[Excerpt from a dataset]
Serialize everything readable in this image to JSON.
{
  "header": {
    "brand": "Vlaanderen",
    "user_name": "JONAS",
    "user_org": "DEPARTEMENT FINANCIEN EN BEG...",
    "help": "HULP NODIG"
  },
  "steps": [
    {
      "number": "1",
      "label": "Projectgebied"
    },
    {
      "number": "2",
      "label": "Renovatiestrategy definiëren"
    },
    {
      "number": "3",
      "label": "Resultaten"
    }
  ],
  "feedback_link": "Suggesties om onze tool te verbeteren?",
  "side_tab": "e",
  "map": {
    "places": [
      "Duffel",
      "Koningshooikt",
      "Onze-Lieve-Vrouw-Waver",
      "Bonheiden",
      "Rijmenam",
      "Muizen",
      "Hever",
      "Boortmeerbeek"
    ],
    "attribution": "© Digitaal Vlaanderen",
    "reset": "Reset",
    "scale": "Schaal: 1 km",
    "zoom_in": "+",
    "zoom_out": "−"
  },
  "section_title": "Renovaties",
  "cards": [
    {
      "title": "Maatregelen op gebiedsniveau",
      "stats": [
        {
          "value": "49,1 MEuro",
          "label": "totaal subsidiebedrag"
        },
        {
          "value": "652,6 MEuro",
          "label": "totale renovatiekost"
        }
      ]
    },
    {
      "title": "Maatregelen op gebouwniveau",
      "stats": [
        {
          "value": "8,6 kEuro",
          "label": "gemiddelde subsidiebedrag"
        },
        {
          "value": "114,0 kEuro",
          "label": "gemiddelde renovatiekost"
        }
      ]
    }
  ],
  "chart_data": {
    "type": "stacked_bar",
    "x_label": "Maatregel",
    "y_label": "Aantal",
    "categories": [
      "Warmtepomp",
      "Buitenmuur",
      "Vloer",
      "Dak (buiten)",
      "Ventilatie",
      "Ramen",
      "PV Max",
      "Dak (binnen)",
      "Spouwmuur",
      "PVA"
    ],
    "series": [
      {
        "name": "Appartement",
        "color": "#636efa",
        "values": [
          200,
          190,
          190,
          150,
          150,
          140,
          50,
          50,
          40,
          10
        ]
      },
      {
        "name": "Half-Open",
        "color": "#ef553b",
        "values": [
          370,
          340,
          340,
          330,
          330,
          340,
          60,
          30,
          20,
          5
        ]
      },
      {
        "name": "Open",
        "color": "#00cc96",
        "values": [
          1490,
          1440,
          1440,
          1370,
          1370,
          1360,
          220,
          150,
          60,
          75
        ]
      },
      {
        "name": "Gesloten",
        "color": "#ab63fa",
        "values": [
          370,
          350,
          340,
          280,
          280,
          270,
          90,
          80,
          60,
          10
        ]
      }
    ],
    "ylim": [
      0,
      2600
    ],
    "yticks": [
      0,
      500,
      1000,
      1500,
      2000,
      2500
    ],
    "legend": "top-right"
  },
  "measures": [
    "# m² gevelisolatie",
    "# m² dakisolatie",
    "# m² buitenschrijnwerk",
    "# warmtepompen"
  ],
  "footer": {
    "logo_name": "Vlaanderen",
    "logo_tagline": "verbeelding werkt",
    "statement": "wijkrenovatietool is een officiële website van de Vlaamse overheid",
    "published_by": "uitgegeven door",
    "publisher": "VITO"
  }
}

EXERCISE OBJECTIVE:
Extract the full listing and reproduce each line exactly.

THE SOLUTION:
Serialize everything readable in this image to JSON.
{
  "header": {
    "brand": "Vlaanderen",
    "user_name": "JONAS",
    "user_org": "DEPARTEMENT FINANCIEN EN BEG...",
    "help": "HULP NODIG"
  },
  "steps": [
    {
      "number": "1",
      "label": "Projectgebied"
    },
    {
      "number": "2",
      "label": "Renovatiestrategy definiëren"
    },
    {
      "number": "3",
      "label": "Resultaten"
    }
  ],
  "feedback_link": "Suggesties om onze tool te verbeteren?",
  "side_tab": "e",
  "map": {
    "places": [
      "Duffel",
      "Koningshooikt",
      "Onze-Lieve-Vrouw-Waver",
      "Bonheiden",
      "Rijmenam",
      "Muizen",
      "Hever",
      "Boortmeerbeek"
    ],
    "attribution": "© Digitaal Vlaanderen",
    "reset": "Reset",
    "scale": "Schaal: 1 km",
    "zoom_in": "+",
    "zoom_out": "−"
  },
  "section_title": "Renovaties",
  "cards": [
    {
      "title": "Maatregelen op gebiedsniveau",
      "stats": [
        {
          "value": "49,1 MEuro",
          "label": "totaal subsidiebedrag"
        },
        {
          "value": "652,6 MEuro",
          "label": "totale renovatiekost"
        }
      ]
    },
    {
      "title": "Maatregelen op gebouwniveau",
      "stats": [
        {
          "value": "8,6 kEuro",
          "label": "gemiddelde subsidiebedrag"
        },
        {
          "value": "114,0 kEuro",
          "label": "gemiddelde renovatiekost"
        }
      ]
    }
  ],
  "chart_data": {
    "type": "stacked_bar",
    "x_label": "Maatregel",
    "y_label": "Aantal",
    "categories": [
      "Warmtepomp",
      "Buitenmuur",
      "Vloer",
      "Dak (buiten)",
      "Ventilatie",
      "Ramen",
      "PV Max",
      "Dak (binnen)",
      "Spouwmuur",
      "PVA"
    ],
    "series": [
      {
        "name": "Appartement",
        "color": "#636efa",
        "values": [
          200,
          190,
          190,
          150,
          150,
          140,
          50,
          50,
          40,
          10
        ]
      },
      {
        "name": "Half-Open",
        "color": "#ef553b",
        "values": [
          370,
          340,
          340,
          330,
          330,
          340,
          60,
          30,
          20,
          5
        ]
      },
      {
        "name": "Open",
        "color": "#00cc96",
        "values": [
          1490,
          1440,
          1440,
          1370,
          1370,
          1360,
          220,
          150,
          60,
          75
        ]
      },
      {
        "name": "Gesloten",
        "color": "#ab63fa",
        "values": [
          370,
          350,
          340,
          280,
          280,
          270,
          90,
          80,
          60,
          10
        ]
      }
    ],
    "ylim": [
      0,
      2600
    ],
    "yticks": [
      0,
      500,
      1000,
      1500,
      2000,
      2500
    ],
    "legend": "top-right"
  },
  "measures": [
    "# m² gevelisolatie",
    "# m² dakisolatie",
    "# m² buitenschrijnwerk",
    "# warmtepompen"
  ],
  "footer": {
    "logo_name": "Vlaanderen",
    "logo_tagline": "verbeelding werkt",
    "statement": "wijkrenovatietool is een officiële website van de Vlaamse overheid",
    "published_by": "uitgegeven door",
    "publisher": "VITO"
  }
}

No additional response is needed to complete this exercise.